Requirements: Provide only the number of lines in the listing that contain the string "Please".

Records provided:
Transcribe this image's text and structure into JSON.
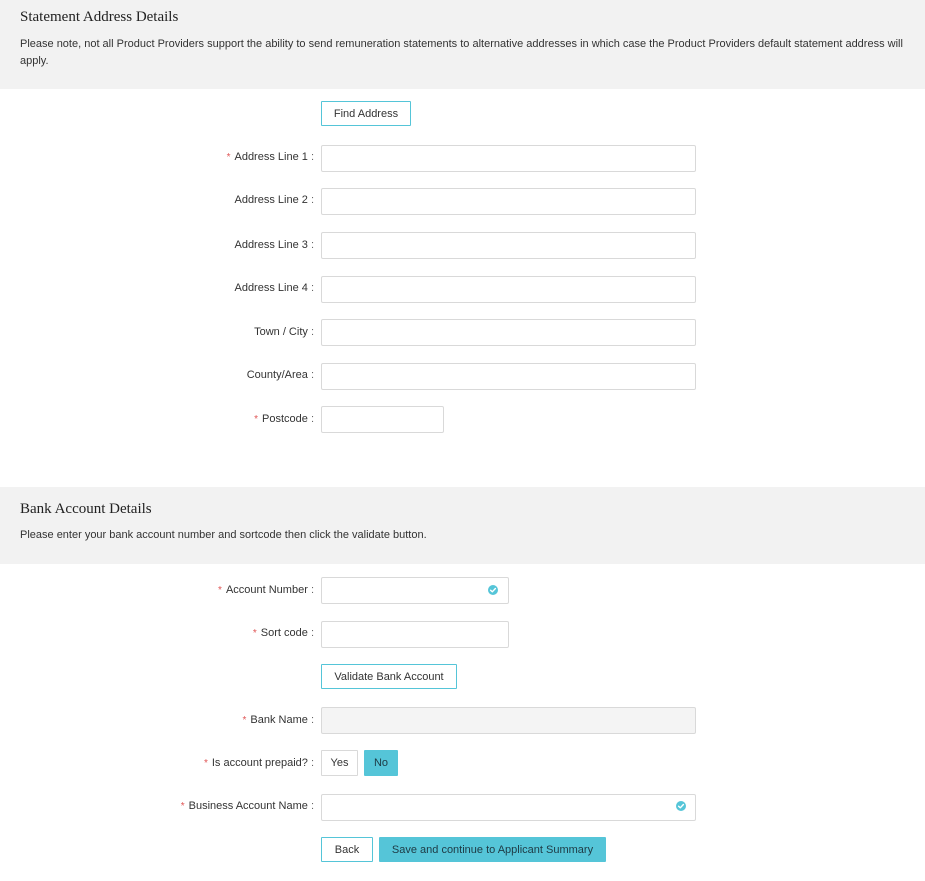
{
  "statement": {
    "title": "Statement Address Details",
    "note": "Please note, not all Product Providers support the ability to send remuneration statements to alternative addresses in which case the Product Providers default statement address will apply.",
    "find_address_label": "Find Address",
    "fields": {
      "address_line_1": {
        "label": "Address Line 1",
        "value": "",
        "required": true
      },
      "address_line_2": {
        "label": "Address Line 2",
        "value": ""
      },
      "address_line_3": {
        "label": "Address Line 3",
        "value": ""
      },
      "address_line_4": {
        "label": "Address Line 4",
        "value": ""
      },
      "town_city": {
        "label": "Town / City",
        "value": ""
      },
      "county_area": {
        "label": "County/Area",
        "value": ""
      },
      "postcode": {
        "label": "Postcode",
        "value": "",
        "required": true
      }
    }
  },
  "bank": {
    "title": "Bank Account Details",
    "note": "Please enter your bank account number and sortcode then click the validate button.",
    "fields": {
      "account_number": {
        "label": "Account Number",
        "value": "",
        "required": true
      },
      "sort_code": {
        "label": "Sort code",
        "value": "",
        "required": true
      },
      "bank_name": {
        "label": "Bank Name",
        "value": "",
        "required": true
      },
      "is_prepaid": {
        "label": "Is account prepaid?",
        "required": true,
        "options": [
          "Yes",
          "No"
        ],
        "selected": "No"
      },
      "business_account_name": {
        "label": "Business Account Name",
        "value": "",
        "required": true
      }
    },
    "validate_label": "Validate Bank Account"
  },
  "footer": {
    "back_label": "Back",
    "save_label": "Save and continue to Applicant Summary"
  },
  "colors": {
    "accent": "#55c5d8",
    "required": "#e05555",
    "header_bg": "#f2f2f2"
  },
  "required_marker": "*",
  "colon": ":",
  "icons": {
    "valid": "check-circle-icon"
  }
}
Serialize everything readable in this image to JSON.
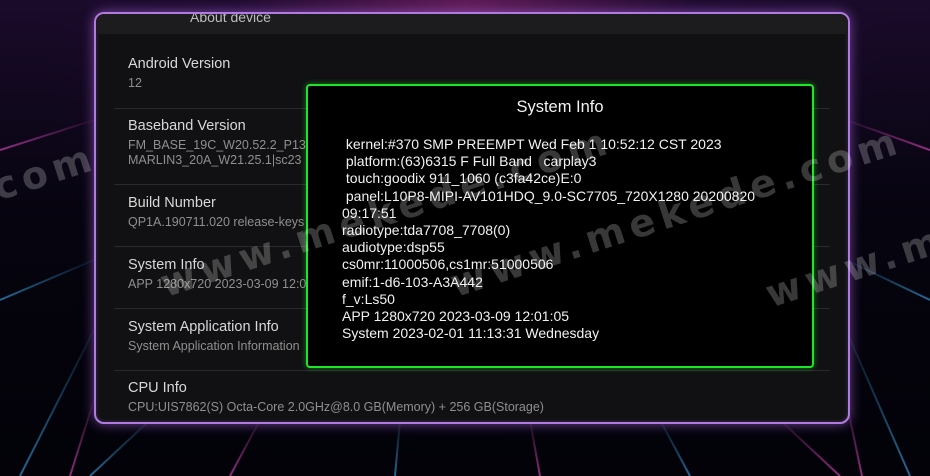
{
  "panel": {
    "header": "About device",
    "items": [
      {
        "title": "Android Version",
        "subtitle": "12"
      },
      {
        "title": "Baseband Version",
        "subtitle": "FM_BASE_19C_W20.52.2_P13|",
        "subtitle2": "MARLIN3_20A_W21.25.1|sc23"
      },
      {
        "title": "Build Number",
        "subtitle": "QP1A.190711.020 release-keys"
      },
      {
        "title": "System Info",
        "subtitle": "APP 1280x720 2023-03-09 12:0"
      },
      {
        "title": "System Application Info",
        "subtitle": "System Application Information"
      },
      {
        "title": "CPU Info",
        "subtitle": "CPU:UIS7862(S) Octa-Core 2.0GHz@8.0 GB(Memory) + 256 GB(Storage)"
      }
    ]
  },
  "dialog": {
    "title": "System Info",
    "lines": [
      " kernel:#370 SMP PREEMPT Wed Feb 1 10:52:12 CST 2023",
      " platform:(63)6315 F Full Band   carplay3",
      " touch:goodix 911_1060 (c3fa42ce)E:0",
      " panel:L10P8-MIPI-AV101HDQ_9.0-SC7705_720X1280 20200820 09:17:51",
      "radiotype:tda7708_7708(0)",
      "audiotype:dsp55",
      "cs0mr:11000506,cs1mr:51000506",
      "emif:1-d6-103-A3A442",
      "f_v:Ls50",
      "APP 1280x720 2023-03-09 12:01:05",
      "System 2023-02-01 11:13:31 Wednesday"
    ]
  },
  "watermark": {
    "text_left": "com",
    "text_center": "www.mekede.com",
    "text_right": "www.meke"
  },
  "colors": {
    "dialog_border": "#1de629",
    "panel_border": "#b07ae0"
  }
}
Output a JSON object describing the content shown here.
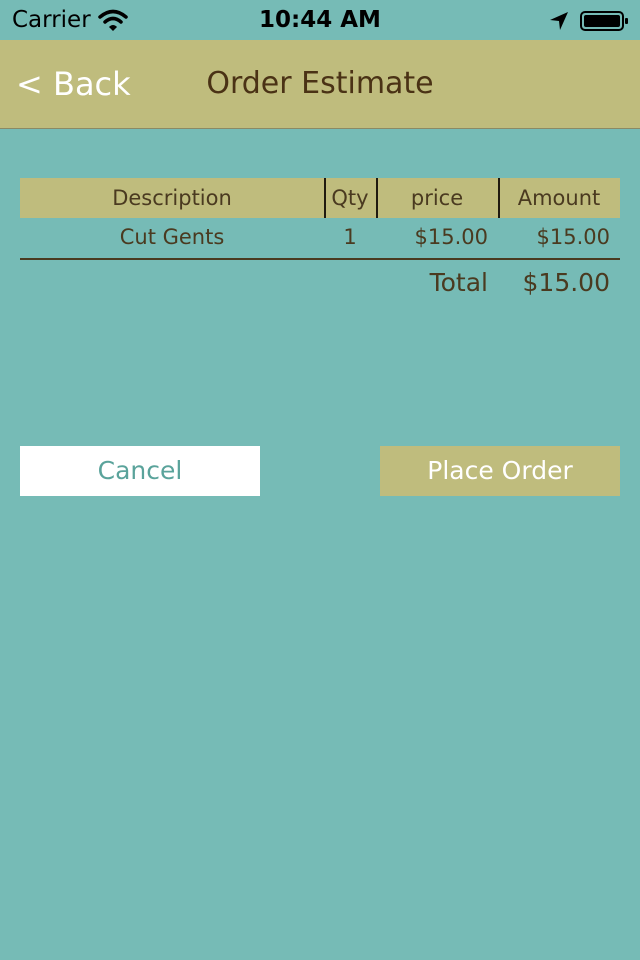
{
  "status_bar": {
    "carrier": "Carrier",
    "time": "10:44 AM",
    "icons": [
      "wifi-icon",
      "location-arrow-icon",
      "battery-icon"
    ]
  },
  "nav_bar": {
    "back_label": "< Back",
    "title": "Order Estimate"
  },
  "table": {
    "headers": {
      "description": "Description",
      "qty": "Qty",
      "price": "price",
      "amount": "Amount"
    },
    "rows": [
      {
        "description": "Cut Gents",
        "qty": "1",
        "price": "$15.00",
        "amount": "$15.00"
      }
    ],
    "total_label": "Total",
    "total_value": "$15.00"
  },
  "buttons": {
    "cancel": "Cancel",
    "place_order": "Place Order"
  },
  "colors": {
    "background": "#76bbb6",
    "accent": "#bfbc7d",
    "title_text": "#4a3215",
    "cancel_text": "#5aa39b"
  }
}
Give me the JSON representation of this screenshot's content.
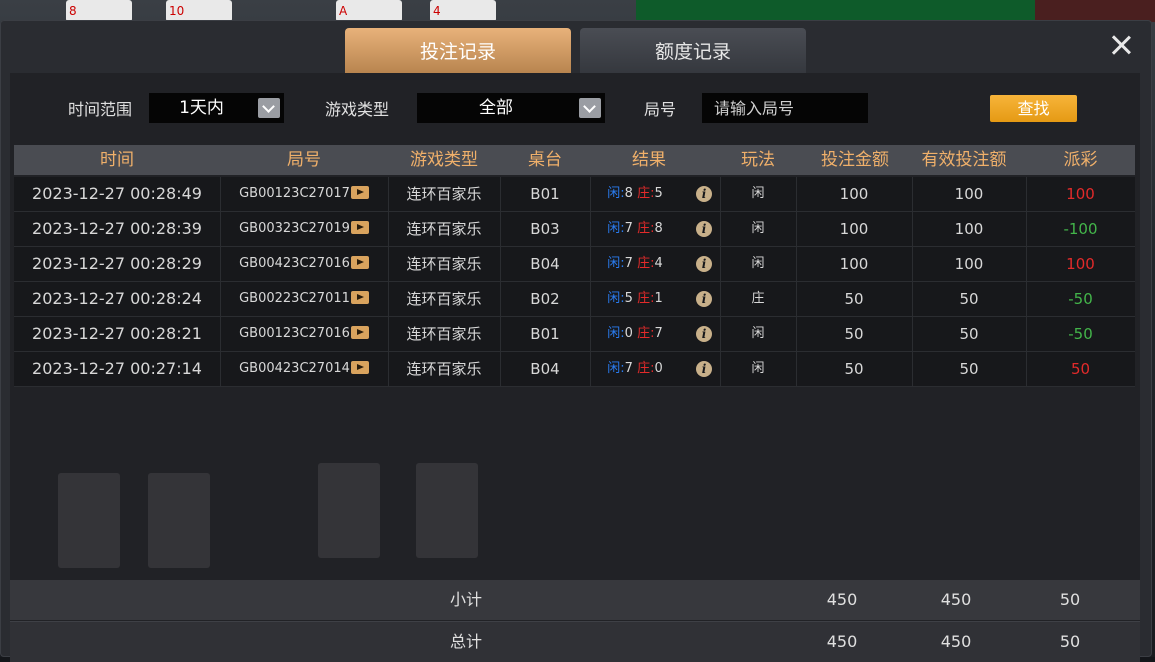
{
  "background": {
    "cards": [
      "8",
      "10",
      "A",
      "4"
    ]
  },
  "tabs": {
    "active": "投注记录",
    "inactive": "额度记录"
  },
  "filters": {
    "time_range_label": "时间范围",
    "time_range_value": "1天内",
    "game_type_label": "游戏类型",
    "game_type_value": "全部",
    "round_label": "局号",
    "round_placeholder": "请输入局号",
    "search_label": "查找"
  },
  "table": {
    "headers": [
      "时间",
      "局号",
      "游戏类型",
      "桌台",
      "结果",
      "玩法",
      "投注金额",
      "有效投注额",
      "派彩"
    ],
    "rows": [
      {
        "time": "2023-12-27 00:28:49",
        "round": "GB00123C27017",
        "game": "连环百家乐",
        "table": "B01",
        "player_label": "闲:",
        "player": "8",
        "banker_label": "庄:",
        "banker": "5",
        "play": "闲",
        "bet": "100",
        "valid": "100",
        "payout": "100",
        "payout_color": "red"
      },
      {
        "time": "2023-12-27 00:28:39",
        "round": "GB00323C27019",
        "game": "连环百家乐",
        "table": "B03",
        "player_label": "闲:",
        "player": "7",
        "banker_label": "庄:",
        "banker": "8",
        "play": "闲",
        "bet": "100",
        "valid": "100",
        "payout": "-100",
        "payout_color": "green"
      },
      {
        "time": "2023-12-27 00:28:29",
        "round": "GB00423C27016",
        "game": "连环百家乐",
        "table": "B04",
        "player_label": "闲:",
        "player": "7",
        "banker_label": "庄:",
        "banker": "4",
        "play": "闲",
        "bet": "100",
        "valid": "100",
        "payout": "100",
        "payout_color": "red"
      },
      {
        "time": "2023-12-27 00:28:24",
        "round": "GB00223C27011",
        "game": "连环百家乐",
        "table": "B02",
        "player_label": "闲:",
        "player": "5",
        "banker_label": "庄:",
        "banker": "1",
        "play": "庄",
        "bet": "50",
        "valid": "50",
        "payout": "-50",
        "payout_color": "green"
      },
      {
        "time": "2023-12-27 00:28:21",
        "round": "GB00123C27016",
        "game": "连环百家乐",
        "table": "B01",
        "player_label": "闲:",
        "player": "0",
        "banker_label": "庄:",
        "banker": "7",
        "play": "闲",
        "bet": "50",
        "valid": "50",
        "payout": "-50",
        "payout_color": "green"
      },
      {
        "time": "2023-12-27 00:27:14",
        "round": "GB00423C27014",
        "game": "连环百家乐",
        "table": "B04",
        "player_label": "闲:",
        "player": "7",
        "banker_label": "庄:",
        "banker": "0",
        "play": "闲",
        "bet": "50",
        "valid": "50",
        "payout": "50",
        "payout_color": "red"
      }
    ]
  },
  "subtotal": {
    "label": "小计",
    "bet": "450",
    "valid": "450",
    "payout": "50"
  },
  "total": {
    "label": "总计",
    "bet": "450",
    "valid": "450",
    "payout": "50"
  },
  "colors": {
    "accent": "#f0b06a",
    "win": "#e22a2a",
    "loss": "#43b54a",
    "player": "#2a7cf0"
  },
  "icons": [
    "close-icon",
    "chevron-down-icon",
    "play-icon",
    "info-icon"
  ]
}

Exercise solution: 2